■ Directions: Write out the data again exactly, skipping every picture.

■ Record excerpts:
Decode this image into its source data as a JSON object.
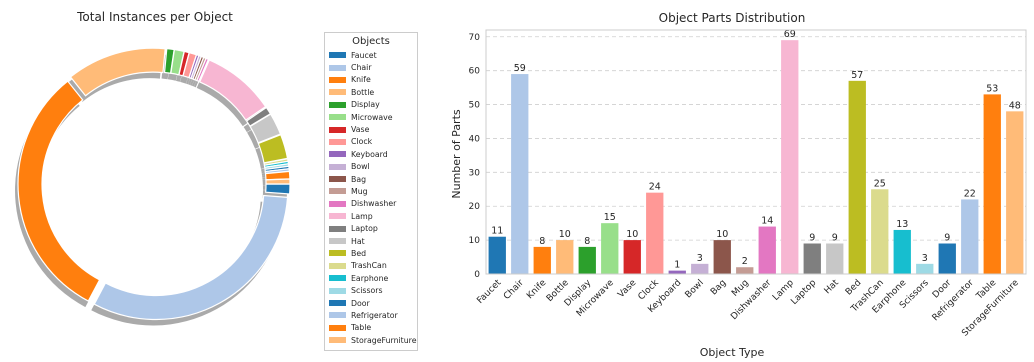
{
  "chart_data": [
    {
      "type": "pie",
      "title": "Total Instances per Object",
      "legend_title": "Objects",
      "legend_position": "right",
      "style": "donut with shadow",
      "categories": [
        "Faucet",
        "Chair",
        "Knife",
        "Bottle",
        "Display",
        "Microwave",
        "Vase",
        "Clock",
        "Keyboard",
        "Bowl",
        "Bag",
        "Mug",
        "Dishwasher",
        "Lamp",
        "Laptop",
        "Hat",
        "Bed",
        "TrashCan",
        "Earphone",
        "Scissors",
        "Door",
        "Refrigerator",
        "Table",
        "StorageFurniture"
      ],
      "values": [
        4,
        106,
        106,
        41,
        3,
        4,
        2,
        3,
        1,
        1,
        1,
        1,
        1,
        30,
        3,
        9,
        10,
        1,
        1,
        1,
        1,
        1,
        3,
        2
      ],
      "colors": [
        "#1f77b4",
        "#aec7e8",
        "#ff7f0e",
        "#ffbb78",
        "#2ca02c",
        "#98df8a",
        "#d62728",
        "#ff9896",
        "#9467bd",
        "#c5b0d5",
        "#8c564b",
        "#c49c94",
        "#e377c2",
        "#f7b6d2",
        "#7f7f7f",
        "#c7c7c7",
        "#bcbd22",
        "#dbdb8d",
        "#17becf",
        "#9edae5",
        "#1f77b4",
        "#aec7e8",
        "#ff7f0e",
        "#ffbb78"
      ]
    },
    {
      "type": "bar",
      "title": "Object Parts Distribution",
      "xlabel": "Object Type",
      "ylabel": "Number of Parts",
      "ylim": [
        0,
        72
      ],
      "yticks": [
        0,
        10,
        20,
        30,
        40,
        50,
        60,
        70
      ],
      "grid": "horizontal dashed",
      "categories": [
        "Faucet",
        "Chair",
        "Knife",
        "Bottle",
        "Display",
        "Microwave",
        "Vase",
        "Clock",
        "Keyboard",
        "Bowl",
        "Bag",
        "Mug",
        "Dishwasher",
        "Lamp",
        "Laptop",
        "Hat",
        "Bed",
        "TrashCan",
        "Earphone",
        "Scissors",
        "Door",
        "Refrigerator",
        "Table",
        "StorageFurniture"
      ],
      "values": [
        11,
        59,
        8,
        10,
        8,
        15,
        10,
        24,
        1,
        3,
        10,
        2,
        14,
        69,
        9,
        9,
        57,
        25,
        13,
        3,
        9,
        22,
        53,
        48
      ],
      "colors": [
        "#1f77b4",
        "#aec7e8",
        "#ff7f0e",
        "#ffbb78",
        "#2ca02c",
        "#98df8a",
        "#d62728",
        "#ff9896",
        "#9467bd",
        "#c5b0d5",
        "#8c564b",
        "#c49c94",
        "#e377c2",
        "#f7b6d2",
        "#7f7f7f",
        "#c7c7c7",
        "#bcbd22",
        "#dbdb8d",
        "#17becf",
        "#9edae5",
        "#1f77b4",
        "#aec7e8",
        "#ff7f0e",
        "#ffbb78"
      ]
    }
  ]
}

■ Task solution:
Decode this image into its source data as a JSON object.
{
  "chart_data": [
    {
      "type": "pie",
      "title": "Total Instances per Object",
      "legend_title": "Objects",
      "legend_position": "right",
      "style": "donut with shadow",
      "categories": [
        "Faucet",
        "Chair",
        "Knife",
        "Bottle",
        "Display",
        "Microwave",
        "Vase",
        "Clock",
        "Keyboard",
        "Bowl",
        "Bag",
        "Mug",
        "Dishwasher",
        "Lamp",
        "Laptop",
        "Hat",
        "Bed",
        "TrashCan",
        "Earphone",
        "Scissors",
        "Door",
        "Refrigerator",
        "Table",
        "StorageFurniture"
      ],
      "values": [
        4,
        106,
        106,
        41,
        3,
        4,
        2,
        3,
        1,
        1,
        1,
        1,
        1,
        30,
        3,
        9,
        10,
        1,
        1,
        1,
        1,
        1,
        3,
        2
      ],
      "colors": [
        "#1f77b4",
        "#aec7e8",
        "#ff7f0e",
        "#ffbb78",
        "#2ca02c",
        "#98df8a",
        "#d62728",
        "#ff9896",
        "#9467bd",
        "#c5b0d5",
        "#8c564b",
        "#c49c94",
        "#e377c2",
        "#f7b6d2",
        "#7f7f7f",
        "#c7c7c7",
        "#bcbd22",
        "#dbdb8d",
        "#17becf",
        "#9edae5",
        "#1f77b4",
        "#aec7e8",
        "#ff7f0e",
        "#ffbb78"
      ]
    },
    {
      "type": "bar",
      "title": "Object Parts Distribution",
      "xlabel": "Object Type",
      "ylabel": "Number of Parts",
      "ylim": [
        0,
        72
      ],
      "yticks": [
        0,
        10,
        20,
        30,
        40,
        50,
        60,
        70
      ],
      "grid": "horizontal dashed",
      "categories": [
        "Faucet",
        "Chair",
        "Knife",
        "Bottle",
        "Display",
        "Microwave",
        "Vase",
        "Clock",
        "Keyboard",
        "Bowl",
        "Bag",
        "Mug",
        "Dishwasher",
        "Lamp",
        "Laptop",
        "Hat",
        "Bed",
        "TrashCan",
        "Earphone",
        "Scissors",
        "Door",
        "Refrigerator",
        "Table",
        "StorageFurniture"
      ],
      "values": [
        11,
        59,
        8,
        10,
        8,
        15,
        10,
        24,
        1,
        3,
        10,
        2,
        14,
        69,
        9,
        9,
        57,
        25,
        13,
        3,
        9,
        22,
        53,
        48
      ],
      "colors": [
        "#1f77b4",
        "#aec7e8",
        "#ff7f0e",
        "#ffbb78",
        "#2ca02c",
        "#98df8a",
        "#d62728",
        "#ff9896",
        "#9467bd",
        "#c5b0d5",
        "#8c564b",
        "#c49c94",
        "#e377c2",
        "#f7b6d2",
        "#7f7f7f",
        "#c7c7c7",
        "#bcbd22",
        "#dbdb8d",
        "#17becf",
        "#9edae5",
        "#1f77b4",
        "#aec7e8",
        "#ff7f0e",
        "#ffbb78"
      ]
    }
  ]
}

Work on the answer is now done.